Each line that holds the word "tiếp" is to be identified and copied.
------ Provided material ------
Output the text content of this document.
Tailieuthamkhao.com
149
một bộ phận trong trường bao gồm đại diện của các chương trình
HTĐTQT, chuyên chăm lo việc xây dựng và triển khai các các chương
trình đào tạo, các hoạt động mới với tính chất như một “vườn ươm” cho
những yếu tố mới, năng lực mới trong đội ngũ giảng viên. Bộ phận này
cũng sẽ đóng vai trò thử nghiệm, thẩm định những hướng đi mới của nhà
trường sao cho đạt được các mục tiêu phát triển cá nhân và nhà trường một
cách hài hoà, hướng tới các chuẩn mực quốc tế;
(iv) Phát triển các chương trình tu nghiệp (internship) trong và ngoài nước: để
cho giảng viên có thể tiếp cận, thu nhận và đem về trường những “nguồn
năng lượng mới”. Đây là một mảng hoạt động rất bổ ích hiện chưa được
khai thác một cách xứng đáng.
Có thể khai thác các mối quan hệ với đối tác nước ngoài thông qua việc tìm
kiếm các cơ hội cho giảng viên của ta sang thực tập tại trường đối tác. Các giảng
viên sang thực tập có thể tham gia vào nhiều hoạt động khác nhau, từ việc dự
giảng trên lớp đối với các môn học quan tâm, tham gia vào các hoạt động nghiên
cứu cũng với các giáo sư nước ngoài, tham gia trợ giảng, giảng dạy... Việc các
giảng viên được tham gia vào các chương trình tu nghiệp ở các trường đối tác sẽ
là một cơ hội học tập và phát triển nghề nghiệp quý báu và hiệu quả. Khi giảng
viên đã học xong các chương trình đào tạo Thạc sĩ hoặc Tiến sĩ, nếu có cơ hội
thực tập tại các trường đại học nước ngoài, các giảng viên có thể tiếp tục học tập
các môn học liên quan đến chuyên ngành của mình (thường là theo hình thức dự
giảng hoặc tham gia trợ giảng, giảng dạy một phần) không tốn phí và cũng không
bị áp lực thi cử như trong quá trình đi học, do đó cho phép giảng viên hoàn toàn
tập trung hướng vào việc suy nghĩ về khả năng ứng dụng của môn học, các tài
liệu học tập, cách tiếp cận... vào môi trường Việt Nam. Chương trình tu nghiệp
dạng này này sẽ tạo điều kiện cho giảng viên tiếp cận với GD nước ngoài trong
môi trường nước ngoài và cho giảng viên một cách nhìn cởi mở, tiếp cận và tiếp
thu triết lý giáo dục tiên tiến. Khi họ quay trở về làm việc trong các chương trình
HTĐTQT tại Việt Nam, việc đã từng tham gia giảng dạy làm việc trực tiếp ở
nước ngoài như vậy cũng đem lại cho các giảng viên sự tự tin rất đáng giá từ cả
------
§ **Correct response**:
cho giảng viên có thể tiếp cận, thu nhận và đem về trường những “nguồn
thực tập tại các trường đại học nước ngoài, các giảng viên có thể tiếp tục học tập
liệu học tập, cách tiếp cận... vào môi trường Việt Nam. Chương trình tu nghiệp
dạng này này sẽ tạo điều kiện cho giảng viên tiếp cận với GD nước ngoài trong
môi trường nước ngoài và cho giảng viên một cách nhìn cởi mở, tiếp cận và tiếp
HTĐTQT tại Việt Nam, việc đã từng tham gia giảng dạy làm việc trực tiếp ở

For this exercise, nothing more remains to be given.